— START Data —

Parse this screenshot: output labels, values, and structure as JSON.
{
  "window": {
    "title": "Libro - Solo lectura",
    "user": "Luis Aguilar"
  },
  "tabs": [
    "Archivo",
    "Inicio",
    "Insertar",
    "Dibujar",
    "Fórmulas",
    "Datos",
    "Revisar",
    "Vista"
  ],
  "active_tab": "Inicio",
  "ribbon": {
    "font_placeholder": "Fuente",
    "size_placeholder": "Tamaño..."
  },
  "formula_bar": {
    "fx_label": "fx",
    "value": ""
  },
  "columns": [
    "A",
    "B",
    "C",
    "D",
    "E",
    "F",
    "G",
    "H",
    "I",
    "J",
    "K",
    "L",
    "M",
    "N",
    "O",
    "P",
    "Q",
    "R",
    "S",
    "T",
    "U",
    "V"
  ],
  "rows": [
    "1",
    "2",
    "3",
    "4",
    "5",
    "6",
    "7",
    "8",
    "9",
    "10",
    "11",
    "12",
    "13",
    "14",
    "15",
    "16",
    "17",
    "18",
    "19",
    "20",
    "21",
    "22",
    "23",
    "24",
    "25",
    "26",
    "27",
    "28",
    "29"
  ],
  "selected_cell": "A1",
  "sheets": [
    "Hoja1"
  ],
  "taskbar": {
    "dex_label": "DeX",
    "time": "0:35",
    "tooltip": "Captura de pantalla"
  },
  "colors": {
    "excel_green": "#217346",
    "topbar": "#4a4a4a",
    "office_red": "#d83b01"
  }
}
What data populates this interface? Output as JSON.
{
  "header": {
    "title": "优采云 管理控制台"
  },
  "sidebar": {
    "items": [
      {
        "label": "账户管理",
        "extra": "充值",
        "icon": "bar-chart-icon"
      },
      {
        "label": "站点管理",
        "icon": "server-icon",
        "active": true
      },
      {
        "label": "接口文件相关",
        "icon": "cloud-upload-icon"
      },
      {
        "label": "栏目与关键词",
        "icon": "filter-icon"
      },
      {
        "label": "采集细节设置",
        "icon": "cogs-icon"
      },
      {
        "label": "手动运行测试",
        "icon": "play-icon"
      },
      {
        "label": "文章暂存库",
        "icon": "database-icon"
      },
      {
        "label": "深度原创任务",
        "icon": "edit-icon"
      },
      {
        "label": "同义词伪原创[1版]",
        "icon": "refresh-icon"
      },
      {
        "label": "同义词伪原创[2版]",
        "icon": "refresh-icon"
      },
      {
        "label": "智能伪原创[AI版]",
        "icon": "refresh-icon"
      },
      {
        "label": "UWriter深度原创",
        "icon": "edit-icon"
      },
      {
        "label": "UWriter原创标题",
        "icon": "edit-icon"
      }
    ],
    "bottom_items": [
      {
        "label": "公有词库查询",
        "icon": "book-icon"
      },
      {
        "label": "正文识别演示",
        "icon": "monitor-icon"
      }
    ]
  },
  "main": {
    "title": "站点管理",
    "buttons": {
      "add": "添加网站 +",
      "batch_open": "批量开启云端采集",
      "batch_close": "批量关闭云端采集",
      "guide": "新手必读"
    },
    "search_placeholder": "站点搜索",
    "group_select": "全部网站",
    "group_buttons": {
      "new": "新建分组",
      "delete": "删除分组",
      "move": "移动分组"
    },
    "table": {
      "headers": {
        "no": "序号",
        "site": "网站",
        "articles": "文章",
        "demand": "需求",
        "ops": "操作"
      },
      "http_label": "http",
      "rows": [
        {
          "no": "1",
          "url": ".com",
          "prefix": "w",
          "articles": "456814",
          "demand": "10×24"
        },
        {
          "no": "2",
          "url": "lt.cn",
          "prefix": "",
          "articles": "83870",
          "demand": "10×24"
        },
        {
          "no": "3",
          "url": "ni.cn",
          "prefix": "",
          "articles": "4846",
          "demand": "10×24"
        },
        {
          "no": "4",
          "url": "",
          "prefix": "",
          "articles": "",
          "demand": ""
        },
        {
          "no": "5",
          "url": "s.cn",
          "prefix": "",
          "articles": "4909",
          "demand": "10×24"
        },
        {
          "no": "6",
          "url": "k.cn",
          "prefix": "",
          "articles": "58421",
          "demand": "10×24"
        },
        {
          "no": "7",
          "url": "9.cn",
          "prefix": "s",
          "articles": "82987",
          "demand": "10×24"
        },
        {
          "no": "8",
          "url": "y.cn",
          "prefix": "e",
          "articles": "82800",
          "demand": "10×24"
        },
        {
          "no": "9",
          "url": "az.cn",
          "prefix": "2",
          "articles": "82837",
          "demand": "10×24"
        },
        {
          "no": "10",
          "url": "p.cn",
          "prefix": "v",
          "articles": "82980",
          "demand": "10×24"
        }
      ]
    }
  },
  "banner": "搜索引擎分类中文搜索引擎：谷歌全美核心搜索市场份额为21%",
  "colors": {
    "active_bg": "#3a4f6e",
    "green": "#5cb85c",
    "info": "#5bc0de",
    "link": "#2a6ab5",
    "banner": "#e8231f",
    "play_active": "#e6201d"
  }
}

— END Data —

What is needed:
Report each line of the material above where the word "JSON" appears.

Solved problem:
Parse this screenshot: output labels, values, and structure as JSON.
What data populates this interface? Output as JSON.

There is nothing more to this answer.